Task description: Draw out every line with the word "page" from the listing below.

Data entries:
((
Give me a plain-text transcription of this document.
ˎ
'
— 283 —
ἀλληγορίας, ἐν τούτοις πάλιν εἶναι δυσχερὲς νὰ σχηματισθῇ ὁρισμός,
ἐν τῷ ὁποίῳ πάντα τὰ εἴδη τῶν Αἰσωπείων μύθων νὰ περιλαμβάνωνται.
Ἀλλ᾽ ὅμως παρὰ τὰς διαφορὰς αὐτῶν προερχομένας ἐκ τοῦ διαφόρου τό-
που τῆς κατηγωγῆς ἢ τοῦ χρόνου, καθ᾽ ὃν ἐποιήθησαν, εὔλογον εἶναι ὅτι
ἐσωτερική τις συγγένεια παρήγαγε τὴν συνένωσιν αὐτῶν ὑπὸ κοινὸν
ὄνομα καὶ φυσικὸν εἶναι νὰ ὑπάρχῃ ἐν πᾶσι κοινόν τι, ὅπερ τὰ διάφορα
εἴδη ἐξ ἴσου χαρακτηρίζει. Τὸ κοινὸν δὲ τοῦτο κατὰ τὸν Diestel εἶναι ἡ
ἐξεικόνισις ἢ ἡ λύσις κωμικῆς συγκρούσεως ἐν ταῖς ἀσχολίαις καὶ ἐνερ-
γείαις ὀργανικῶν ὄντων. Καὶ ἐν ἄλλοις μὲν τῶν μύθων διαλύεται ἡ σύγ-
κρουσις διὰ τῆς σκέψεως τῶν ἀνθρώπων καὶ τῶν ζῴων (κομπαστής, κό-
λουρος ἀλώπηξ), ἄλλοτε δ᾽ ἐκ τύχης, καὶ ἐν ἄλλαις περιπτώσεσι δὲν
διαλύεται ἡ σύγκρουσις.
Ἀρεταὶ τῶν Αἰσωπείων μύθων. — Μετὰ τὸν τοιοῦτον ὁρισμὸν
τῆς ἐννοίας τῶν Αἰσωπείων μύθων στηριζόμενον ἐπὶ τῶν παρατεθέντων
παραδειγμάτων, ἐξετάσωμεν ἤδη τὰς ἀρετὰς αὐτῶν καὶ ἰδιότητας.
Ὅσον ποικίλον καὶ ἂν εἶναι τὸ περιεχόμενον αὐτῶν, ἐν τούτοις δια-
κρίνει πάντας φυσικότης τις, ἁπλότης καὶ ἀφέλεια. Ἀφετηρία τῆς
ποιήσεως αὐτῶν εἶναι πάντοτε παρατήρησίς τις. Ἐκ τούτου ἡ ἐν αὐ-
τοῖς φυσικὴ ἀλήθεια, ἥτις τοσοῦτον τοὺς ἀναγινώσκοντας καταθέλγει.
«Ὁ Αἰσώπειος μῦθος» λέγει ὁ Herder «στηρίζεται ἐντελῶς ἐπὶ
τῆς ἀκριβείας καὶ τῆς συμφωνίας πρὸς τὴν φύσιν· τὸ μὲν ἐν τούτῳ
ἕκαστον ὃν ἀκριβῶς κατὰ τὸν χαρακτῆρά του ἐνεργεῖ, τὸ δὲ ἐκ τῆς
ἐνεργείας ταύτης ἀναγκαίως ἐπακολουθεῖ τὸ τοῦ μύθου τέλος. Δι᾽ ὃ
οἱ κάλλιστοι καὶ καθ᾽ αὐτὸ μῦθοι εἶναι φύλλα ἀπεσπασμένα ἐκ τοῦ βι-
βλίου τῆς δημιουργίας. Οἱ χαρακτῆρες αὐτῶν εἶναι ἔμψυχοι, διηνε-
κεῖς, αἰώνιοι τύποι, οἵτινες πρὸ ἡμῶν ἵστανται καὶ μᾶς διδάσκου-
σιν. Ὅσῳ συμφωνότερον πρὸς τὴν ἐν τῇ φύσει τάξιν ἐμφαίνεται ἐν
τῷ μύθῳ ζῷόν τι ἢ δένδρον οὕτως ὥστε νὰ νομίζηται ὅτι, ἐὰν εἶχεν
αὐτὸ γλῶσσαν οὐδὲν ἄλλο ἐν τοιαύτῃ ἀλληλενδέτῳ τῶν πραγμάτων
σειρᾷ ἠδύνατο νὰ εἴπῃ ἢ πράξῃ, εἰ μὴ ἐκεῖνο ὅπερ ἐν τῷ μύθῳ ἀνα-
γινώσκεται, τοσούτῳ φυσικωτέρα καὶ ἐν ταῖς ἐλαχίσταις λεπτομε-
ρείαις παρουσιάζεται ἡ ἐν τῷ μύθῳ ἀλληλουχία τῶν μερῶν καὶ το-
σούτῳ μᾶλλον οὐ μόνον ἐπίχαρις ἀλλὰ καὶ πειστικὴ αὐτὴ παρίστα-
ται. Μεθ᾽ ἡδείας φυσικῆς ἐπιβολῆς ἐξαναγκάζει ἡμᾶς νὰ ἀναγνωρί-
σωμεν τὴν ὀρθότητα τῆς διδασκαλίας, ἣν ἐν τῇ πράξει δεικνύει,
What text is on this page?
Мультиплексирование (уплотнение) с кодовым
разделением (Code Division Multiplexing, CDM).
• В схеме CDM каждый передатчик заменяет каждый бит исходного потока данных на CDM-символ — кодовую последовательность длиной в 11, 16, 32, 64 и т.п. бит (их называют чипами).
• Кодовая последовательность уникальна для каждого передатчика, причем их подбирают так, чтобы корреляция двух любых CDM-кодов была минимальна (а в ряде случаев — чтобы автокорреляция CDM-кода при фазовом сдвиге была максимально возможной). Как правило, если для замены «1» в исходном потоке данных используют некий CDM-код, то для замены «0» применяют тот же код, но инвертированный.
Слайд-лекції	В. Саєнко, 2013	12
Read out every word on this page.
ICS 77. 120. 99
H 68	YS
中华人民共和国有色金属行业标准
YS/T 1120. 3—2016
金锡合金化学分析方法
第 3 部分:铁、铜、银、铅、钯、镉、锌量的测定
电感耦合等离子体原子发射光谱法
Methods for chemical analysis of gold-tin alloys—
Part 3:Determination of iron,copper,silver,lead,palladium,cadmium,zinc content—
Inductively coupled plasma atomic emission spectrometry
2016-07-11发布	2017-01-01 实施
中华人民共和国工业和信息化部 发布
))
Response to this task:
What text is on this page?
Read out every word on this page.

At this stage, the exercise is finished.